[BEGIN]

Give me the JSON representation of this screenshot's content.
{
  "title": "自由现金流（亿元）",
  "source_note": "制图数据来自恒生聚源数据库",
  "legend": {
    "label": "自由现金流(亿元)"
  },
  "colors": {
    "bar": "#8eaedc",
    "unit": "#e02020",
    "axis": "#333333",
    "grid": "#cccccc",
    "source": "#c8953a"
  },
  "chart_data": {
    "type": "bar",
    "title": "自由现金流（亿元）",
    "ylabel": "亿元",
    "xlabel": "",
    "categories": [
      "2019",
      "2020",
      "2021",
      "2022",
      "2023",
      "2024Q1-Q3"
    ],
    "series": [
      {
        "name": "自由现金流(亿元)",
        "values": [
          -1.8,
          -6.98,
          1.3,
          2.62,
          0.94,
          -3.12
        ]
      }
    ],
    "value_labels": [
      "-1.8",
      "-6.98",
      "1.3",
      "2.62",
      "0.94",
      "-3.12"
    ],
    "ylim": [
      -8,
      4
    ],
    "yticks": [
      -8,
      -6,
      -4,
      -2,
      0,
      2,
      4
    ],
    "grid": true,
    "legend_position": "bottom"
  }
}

[END]

▸ GIVEN INSTRUCTION
Output an exact copy of each record.

▸ ANSWER FOR THIS EXERCISE
Give me the JSON representation of this screenshot's content.
{
  "title": "自由现金流（亿元）",
  "source_note": "制图数据来自恒生聚源数据库",
  "legend": {
    "label": "自由现金流(亿元)"
  },
  "colors": {
    "bar": "#8eaedc",
    "unit": "#e02020",
    "axis": "#333333",
    "grid": "#cccccc",
    "source": "#c8953a"
  },
  "chart_data": {
    "type": "bar",
    "title": "自由现金流（亿元）",
    "ylabel": "亿元",
    "xlabel": "",
    "categories": [
      "2019",
      "2020",
      "2021",
      "2022",
      "2023",
      "2024Q1-Q3"
    ],
    "series": [
      {
        "name": "自由现金流(亿元)",
        "values": [
          -1.8,
          -6.98,
          1.3,
          2.62,
          0.94,
          -3.12
        ]
      }
    ],
    "value_labels": [
      "-1.8",
      "-6.98",
      "1.3",
      "2.62",
      "0.94",
      "-3.12"
    ],
    "ylim": [
      -8,
      4
    ],
    "yticks": [
      -8,
      -6,
      -4,
      -2,
      0,
      2,
      4
    ],
    "grid": true,
    "legend_position": "bottom"
  }
}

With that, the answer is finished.